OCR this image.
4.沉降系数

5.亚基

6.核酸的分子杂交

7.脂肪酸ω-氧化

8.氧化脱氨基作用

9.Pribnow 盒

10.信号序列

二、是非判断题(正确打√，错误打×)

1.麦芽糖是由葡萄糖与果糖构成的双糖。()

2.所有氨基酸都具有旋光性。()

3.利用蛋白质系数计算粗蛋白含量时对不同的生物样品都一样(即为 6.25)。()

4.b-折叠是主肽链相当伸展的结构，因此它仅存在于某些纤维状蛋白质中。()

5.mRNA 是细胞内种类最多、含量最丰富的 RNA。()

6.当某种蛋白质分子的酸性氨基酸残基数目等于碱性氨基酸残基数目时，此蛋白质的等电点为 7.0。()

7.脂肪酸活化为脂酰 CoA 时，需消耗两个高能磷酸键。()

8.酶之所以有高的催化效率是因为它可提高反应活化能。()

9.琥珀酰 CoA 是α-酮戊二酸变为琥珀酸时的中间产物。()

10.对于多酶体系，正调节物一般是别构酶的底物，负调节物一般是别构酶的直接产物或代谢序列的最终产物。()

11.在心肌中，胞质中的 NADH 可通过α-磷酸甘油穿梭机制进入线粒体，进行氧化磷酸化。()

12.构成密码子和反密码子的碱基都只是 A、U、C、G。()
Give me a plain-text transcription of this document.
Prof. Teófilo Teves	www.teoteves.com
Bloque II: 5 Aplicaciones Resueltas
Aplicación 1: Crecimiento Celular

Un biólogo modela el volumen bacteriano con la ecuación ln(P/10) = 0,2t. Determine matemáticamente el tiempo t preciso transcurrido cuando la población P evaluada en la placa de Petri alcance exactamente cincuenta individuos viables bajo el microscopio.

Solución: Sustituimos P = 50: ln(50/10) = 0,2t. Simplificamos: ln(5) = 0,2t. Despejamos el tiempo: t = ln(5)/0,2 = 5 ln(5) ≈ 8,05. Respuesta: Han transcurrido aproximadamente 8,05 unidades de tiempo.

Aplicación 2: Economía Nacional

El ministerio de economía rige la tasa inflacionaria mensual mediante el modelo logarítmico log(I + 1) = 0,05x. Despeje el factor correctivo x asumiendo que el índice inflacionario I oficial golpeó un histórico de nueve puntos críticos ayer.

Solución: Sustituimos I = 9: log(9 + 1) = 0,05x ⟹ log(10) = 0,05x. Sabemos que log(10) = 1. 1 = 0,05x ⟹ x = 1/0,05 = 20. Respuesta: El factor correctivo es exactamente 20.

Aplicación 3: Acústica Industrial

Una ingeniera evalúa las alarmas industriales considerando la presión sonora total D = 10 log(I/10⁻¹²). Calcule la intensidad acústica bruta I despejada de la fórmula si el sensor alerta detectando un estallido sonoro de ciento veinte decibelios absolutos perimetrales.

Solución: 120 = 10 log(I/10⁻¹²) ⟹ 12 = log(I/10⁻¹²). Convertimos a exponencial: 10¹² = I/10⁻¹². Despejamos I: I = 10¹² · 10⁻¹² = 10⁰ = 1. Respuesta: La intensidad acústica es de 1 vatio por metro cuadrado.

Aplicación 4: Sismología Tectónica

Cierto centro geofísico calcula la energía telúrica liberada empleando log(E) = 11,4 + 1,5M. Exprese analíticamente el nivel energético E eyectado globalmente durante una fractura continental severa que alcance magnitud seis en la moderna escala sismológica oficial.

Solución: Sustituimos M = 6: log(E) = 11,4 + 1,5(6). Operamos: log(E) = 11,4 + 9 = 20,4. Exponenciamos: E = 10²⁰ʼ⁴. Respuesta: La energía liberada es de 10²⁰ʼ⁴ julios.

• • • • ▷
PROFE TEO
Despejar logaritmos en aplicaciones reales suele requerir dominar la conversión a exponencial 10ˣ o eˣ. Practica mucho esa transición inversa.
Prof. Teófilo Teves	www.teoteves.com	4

- **Work to complete**: Every record here must be output exactly, word for word.

- **Response**:
OCR this image.
4.沉降系数

5.亚基

6.核酸的分子杂交

7.脂肪酸ω-氧化

8.氧化脱氨基作用

9.Pribnow 盒

10.信号序列

二、是非判断题(正确打√，错误打×)

1.麦芽糖是由葡萄糖与果糖构成的双糖。()

2.所有氨基酸都具有旋光性。()

3.利用蛋白质系数计算粗蛋白含量时对不同的生物样品都一样(即为 6.25)。()

4.b-折叠是主肽链相当伸展的结构，因此它仅存在于某些纤维状蛋白质中。()

5.mRNA 是细胞内种类最多、含量最丰富的 RNA。()

6.当某种蛋白质分子的酸性氨基酸残基数目等于碱性氨基酸残基数目时，此蛋白质的等电点为 7.0。()

7.脂肪酸活化为脂酰 CoA 时，需消耗两个高能磷酸键。()

8.酶之所以有高的催化效率是因为它可提高反应活化能。()

9.琥珀酰 CoA 是α-酮戊二酸变为琥珀酸时的中间产物。()

10.对于多酶体系，正调节物一般是别构酶的底物，负调节物一般是别构酶的直接产物或代谢序列的最终产物。()

11.在心肌中，胞质中的 NADH 可通过α-磷酸甘油穿梭机制进入线粒体，进行氧化磷酸化。()

12.构成密码子和反密码子的碱基都只是 A、U、C、G。()
Give me a plain-text transcription of this document.
Prof. Teófilo Teves	www.teoteves.com
Bloque II: 5 Aplicaciones Resueltas
Aplicación 1: Crecimiento Celular

Un biólogo modela el volumen bacteriano con la ecuación ln(P/10) = 0,2t. Determine matemáticamente el tiempo t preciso transcurrido cuando la población P evaluada en la placa de Petri alcance exactamente cincuenta individuos viables bajo el microscopio.

Solución: Sustituimos P = 50: ln(50/10) = 0,2t. Simplificamos: ln(5) = 0,2t. Despejamos el tiempo: t = ln(5)/0,2 = 5 ln(5) ≈ 8,05. Respuesta: Han transcurrido aproximadamente 8,05 unidades de tiempo.

Aplicación 2: Economía Nacional

El ministerio de economía rige la tasa inflacionaria mensual mediante el modelo logarítmico log(I + 1) = 0,05x. Despeje el factor correctivo x asumiendo que el índice inflacionario I oficial golpeó un histórico de nueve puntos críticos ayer.

Solución: Sustituimos I = 9: log(9 + 1) = 0,05x ⟹ log(10) = 0,05x. Sabemos que log(10) = 1. 1 = 0,05x ⟹ x = 1/0,05 = 20. Respuesta: El factor correctivo es exactamente 20.

Aplicación 3: Acústica Industrial

Una ingeniera evalúa las alarmas industriales considerando la presión sonora total D = 10 log(I/10⁻¹²). Calcule la intensidad acústica bruta I despejada de la fórmula si el sensor alerta detectando un estallido sonoro de ciento veinte decibelios absolutos perimetrales.

Solución: 120 = 10 log(I/10⁻¹²) ⟹ 12 = log(I/10⁻¹²). Convertimos a exponencial: 10¹² = I/10⁻¹². Despejamos I: I = 10¹² · 10⁻¹² = 10⁰ = 1. Respuesta: La intensidad acústica es de 1 vatio por metro cuadrado.

Aplicación 4: Sismología Tectónica

Cierto centro geofísico calcula la energía telúrica liberada empleando log(E) = 11,4 + 1,5M. Exprese analíticamente el nivel energético E eyectado globalmente durante una fractura continental severa que alcance magnitud seis en la moderna escala sismológica oficial.

Solución: Sustituimos M = 6: log(E) = 11,4 + 1,5(6). Operamos: log(E) = 11,4 + 9 = 20,4. Exponenciamos: E = 10²⁰ʼ⁴. Respuesta: La energía liberada es de 10²⁰ʼ⁴ julios.

• • • • ▷
PROFE TEO
Despejar logaritmos en aplicaciones reales suele requerir dominar la conversión a exponencial 10ˣ o eˣ. Practica mucho esa transición inversa.
Prof. Teófilo Teves	www.teoteves.com	4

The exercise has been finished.